::: Entries shown
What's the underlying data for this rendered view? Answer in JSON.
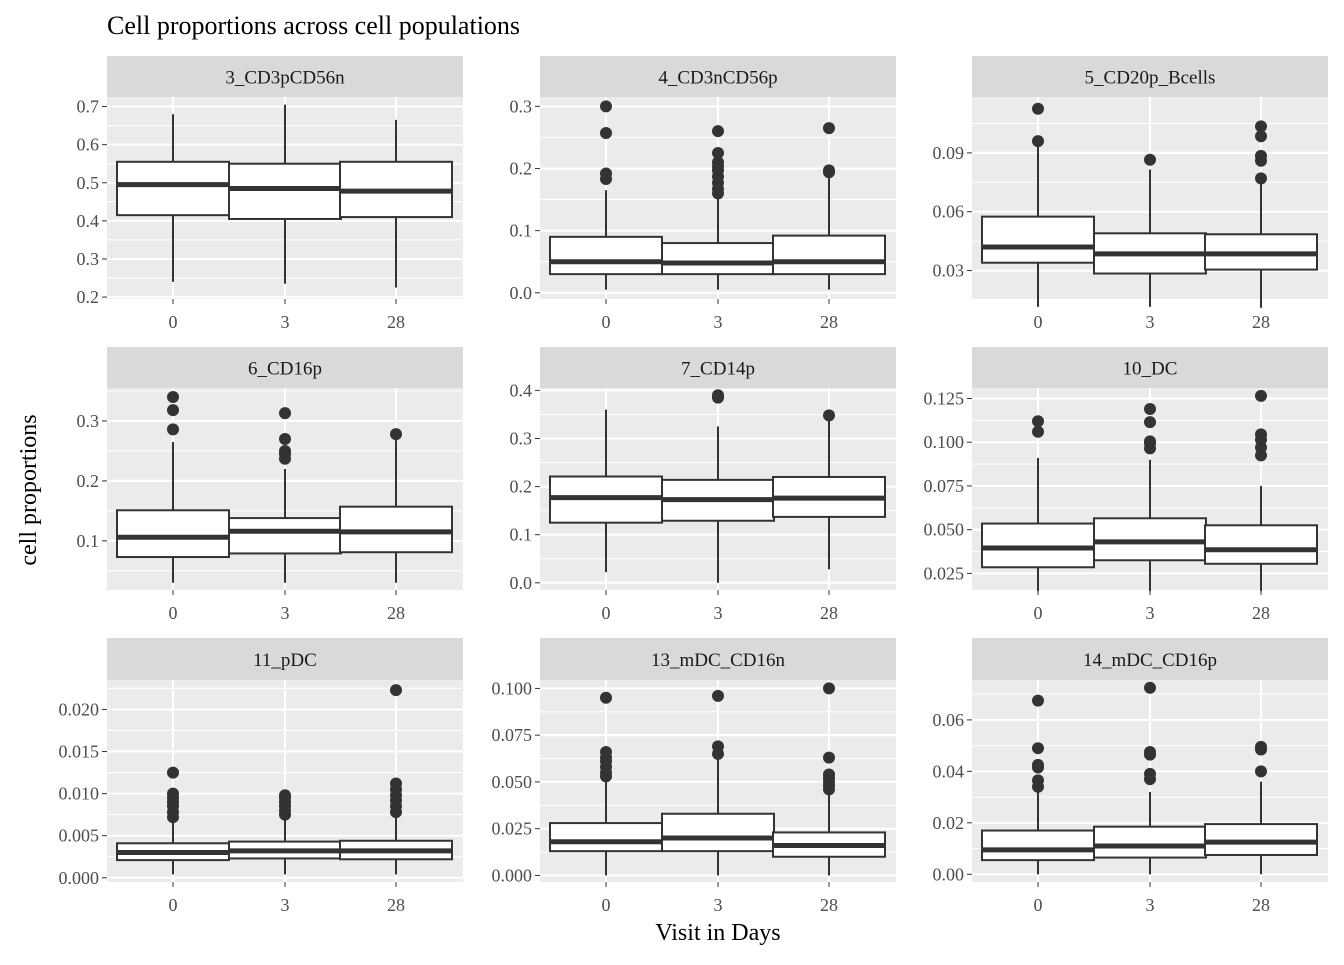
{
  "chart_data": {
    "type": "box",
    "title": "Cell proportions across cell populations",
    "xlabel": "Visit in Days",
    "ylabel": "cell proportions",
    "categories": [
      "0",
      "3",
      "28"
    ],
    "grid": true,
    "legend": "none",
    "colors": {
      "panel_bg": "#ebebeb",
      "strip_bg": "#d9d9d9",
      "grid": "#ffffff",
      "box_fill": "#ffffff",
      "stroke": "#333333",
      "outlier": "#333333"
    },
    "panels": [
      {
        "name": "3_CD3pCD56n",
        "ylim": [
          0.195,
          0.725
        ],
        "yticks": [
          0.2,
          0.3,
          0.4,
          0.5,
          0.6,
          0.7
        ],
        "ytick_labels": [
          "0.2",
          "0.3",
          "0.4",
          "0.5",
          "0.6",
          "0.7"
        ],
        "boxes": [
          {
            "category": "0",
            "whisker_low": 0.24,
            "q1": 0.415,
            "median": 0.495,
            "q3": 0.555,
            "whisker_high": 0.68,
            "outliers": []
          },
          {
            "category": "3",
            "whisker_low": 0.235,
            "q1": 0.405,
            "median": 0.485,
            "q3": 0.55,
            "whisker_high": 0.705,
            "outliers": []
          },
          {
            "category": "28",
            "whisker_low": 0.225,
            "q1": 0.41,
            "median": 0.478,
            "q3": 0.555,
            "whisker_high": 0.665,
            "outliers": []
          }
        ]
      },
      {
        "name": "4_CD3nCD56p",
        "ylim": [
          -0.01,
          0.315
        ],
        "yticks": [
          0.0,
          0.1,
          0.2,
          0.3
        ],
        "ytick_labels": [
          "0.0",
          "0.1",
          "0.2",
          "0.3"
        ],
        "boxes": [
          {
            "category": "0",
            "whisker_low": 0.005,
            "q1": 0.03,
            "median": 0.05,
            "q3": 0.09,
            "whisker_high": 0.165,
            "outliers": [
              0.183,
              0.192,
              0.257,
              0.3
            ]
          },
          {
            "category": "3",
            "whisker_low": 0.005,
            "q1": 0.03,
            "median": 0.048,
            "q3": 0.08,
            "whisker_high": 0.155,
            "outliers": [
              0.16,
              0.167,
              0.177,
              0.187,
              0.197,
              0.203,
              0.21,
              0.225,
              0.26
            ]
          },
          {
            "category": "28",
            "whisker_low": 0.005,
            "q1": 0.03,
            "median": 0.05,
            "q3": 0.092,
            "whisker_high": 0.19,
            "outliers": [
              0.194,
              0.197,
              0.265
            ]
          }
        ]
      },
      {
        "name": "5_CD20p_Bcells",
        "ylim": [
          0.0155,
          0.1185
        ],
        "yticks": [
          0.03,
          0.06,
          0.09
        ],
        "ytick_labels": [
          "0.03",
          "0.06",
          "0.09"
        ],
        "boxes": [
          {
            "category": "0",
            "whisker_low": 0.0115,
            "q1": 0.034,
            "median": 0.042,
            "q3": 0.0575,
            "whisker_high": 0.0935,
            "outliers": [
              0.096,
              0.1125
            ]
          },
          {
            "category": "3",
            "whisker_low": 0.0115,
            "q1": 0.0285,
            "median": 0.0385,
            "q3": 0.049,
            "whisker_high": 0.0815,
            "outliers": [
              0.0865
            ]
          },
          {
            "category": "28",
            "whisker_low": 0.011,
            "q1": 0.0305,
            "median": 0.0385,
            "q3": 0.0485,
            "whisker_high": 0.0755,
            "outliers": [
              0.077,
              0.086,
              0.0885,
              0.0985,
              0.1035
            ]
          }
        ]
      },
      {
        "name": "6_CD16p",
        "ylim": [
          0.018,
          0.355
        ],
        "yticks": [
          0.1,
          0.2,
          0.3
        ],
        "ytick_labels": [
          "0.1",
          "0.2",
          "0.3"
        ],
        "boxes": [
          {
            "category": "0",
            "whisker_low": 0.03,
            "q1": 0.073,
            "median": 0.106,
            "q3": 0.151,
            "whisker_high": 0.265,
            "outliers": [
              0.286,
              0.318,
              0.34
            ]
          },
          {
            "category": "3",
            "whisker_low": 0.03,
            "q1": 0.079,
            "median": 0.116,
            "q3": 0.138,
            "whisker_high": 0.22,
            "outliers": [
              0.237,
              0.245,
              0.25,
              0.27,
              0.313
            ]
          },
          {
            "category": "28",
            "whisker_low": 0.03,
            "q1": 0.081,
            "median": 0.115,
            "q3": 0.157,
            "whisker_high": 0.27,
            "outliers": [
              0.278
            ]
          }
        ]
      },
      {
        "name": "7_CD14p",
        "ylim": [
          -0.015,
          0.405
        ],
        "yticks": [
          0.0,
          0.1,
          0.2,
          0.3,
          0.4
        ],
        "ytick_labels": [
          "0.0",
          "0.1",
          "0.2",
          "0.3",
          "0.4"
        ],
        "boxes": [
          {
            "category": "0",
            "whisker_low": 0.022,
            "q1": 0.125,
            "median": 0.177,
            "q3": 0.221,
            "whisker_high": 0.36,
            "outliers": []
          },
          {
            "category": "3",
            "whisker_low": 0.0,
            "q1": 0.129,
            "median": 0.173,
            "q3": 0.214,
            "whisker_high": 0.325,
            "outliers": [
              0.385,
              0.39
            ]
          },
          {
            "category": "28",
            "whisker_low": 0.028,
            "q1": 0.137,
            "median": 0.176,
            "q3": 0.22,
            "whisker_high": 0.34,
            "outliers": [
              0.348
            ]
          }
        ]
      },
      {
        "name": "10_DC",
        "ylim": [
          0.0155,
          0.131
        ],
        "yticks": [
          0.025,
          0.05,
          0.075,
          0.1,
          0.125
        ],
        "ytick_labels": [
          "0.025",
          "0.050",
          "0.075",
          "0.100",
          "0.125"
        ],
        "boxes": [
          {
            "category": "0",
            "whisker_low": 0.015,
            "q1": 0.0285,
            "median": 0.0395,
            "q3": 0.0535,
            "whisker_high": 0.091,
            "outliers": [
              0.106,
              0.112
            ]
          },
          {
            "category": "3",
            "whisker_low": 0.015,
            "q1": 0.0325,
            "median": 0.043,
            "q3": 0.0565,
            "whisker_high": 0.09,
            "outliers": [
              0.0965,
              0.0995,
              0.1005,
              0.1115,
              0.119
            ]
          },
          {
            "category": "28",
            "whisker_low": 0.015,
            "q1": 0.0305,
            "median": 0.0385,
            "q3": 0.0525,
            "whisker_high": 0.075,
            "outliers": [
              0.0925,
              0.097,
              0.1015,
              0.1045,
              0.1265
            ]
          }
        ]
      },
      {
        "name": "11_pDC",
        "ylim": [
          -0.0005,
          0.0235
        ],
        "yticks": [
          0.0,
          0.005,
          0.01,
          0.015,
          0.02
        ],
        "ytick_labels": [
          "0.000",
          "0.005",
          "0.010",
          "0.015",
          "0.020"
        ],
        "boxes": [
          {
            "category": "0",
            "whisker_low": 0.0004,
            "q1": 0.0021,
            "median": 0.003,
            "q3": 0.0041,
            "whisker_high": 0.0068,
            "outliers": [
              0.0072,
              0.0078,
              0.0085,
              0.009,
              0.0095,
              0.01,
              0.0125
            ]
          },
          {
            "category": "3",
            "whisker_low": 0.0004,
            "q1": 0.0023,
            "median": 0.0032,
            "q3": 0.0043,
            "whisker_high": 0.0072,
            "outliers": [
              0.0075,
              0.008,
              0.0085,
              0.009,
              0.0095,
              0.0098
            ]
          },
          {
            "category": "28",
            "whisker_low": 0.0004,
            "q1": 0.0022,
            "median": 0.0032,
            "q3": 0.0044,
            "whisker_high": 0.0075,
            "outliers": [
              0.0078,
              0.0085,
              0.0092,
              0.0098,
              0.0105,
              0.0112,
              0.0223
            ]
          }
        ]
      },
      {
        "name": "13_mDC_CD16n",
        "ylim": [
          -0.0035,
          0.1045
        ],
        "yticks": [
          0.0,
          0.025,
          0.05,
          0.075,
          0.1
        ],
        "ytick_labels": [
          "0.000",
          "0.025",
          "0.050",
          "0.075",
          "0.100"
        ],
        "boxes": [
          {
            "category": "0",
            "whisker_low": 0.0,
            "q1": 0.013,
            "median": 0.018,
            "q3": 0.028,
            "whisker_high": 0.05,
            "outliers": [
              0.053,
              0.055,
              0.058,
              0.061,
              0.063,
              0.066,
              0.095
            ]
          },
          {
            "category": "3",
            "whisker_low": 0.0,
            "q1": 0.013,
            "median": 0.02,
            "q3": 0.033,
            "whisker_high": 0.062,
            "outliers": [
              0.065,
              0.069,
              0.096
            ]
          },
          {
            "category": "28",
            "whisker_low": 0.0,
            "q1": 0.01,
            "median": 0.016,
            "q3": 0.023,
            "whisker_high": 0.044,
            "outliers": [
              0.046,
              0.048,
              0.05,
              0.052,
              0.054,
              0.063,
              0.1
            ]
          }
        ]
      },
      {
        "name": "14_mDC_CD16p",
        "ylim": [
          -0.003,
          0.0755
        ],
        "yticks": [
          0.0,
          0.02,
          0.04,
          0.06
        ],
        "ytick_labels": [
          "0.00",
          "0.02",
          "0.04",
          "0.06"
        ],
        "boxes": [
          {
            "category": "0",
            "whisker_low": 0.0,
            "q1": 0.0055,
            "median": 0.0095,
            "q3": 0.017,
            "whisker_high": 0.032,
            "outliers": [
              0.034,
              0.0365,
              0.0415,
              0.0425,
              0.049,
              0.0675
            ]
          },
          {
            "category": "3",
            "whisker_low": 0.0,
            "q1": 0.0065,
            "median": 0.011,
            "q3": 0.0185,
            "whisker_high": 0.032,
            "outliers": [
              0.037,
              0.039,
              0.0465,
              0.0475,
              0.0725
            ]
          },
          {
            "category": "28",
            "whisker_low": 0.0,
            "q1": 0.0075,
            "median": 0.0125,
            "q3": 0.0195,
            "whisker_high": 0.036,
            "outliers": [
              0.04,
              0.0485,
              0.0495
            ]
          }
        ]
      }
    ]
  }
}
::::::
▸ Work instructions: Say how many lines of the data include the string "name". Nothing other than the number should be given.

▸ Full output: 9